(Your goal):
Output every entry exactly as given.
══ Provided entries
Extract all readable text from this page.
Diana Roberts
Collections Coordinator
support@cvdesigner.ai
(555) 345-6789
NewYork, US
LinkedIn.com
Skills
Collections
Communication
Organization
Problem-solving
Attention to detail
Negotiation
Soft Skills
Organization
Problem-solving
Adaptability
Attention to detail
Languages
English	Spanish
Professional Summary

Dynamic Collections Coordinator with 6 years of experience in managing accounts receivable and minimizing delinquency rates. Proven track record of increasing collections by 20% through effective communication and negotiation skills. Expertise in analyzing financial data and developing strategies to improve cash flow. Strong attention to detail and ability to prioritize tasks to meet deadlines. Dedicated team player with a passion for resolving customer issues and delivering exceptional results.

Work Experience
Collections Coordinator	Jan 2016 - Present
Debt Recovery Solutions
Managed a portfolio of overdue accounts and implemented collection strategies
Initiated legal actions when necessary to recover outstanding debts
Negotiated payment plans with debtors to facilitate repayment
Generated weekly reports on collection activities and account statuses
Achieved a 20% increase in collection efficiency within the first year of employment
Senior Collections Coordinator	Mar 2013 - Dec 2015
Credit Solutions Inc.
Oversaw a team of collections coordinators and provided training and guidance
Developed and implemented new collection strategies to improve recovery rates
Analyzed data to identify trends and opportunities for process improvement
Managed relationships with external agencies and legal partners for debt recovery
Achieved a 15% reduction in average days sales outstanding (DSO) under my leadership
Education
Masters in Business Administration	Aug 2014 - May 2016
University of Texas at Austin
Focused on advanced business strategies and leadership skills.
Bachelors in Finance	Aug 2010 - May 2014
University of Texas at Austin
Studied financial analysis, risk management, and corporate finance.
════
(Written solution):
Extract all readable text from this page.
Diana Roberts
Collections Coordinator
support@cvdesigner.ai
(555) 345-6789
NewYork, US
LinkedIn.com
Skills
Collections
Communication
Organization
Problem-solving
Attention to detail
Negotiation
Soft Skills
Organization
Problem-solving
Adaptability
Attention to detail
Languages
English	Spanish
Professional Summary

Dynamic Collections Coordinator with 6 years of experience in managing accounts receivable and minimizing delinquency rates. Proven track record of increasing collections by 20% through effective communication and negotiation skills. Expertise in analyzing financial data and developing strategies to improve cash flow. Strong attention to detail and ability to prioritize tasks to meet deadlines. Dedicated team player with a passion for resolving customer issues and delivering exceptional results.

Work Experience
Collections Coordinator	Jan 2016 - Present
Debt Recovery Solutions
Managed a portfolio of overdue accounts and implemented collection strategies
Initiated legal actions when necessary to recover outstanding debts
Negotiated payment plans with debtors to facilitate repayment
Generated weekly reports on collection activities and account statuses
Achieved a 20% increase in collection efficiency within the first year of employment
Senior Collections Coordinator	Mar 2013 - Dec 2015
Credit Solutions Inc.
Oversaw a team of collections coordinators and provided training and guidance
Developed and implemented new collection strategies to improve recovery rates
Analyzed data to identify trends and opportunities for process improvement
Managed relationships with external agencies and legal partners for debt recovery
Achieved a 15% reduction in average days sales outstanding (DSO) under my leadership
Education
Masters in Business Administration	Aug 2014 - May 2016
University of Texas at Austin
Focused on advanced business strategies and leadership skills.
Bachelors in Finance	Aug 2010 - May 2014
University of Texas at Austin
Studied financial analysis, risk management, and corporate finance.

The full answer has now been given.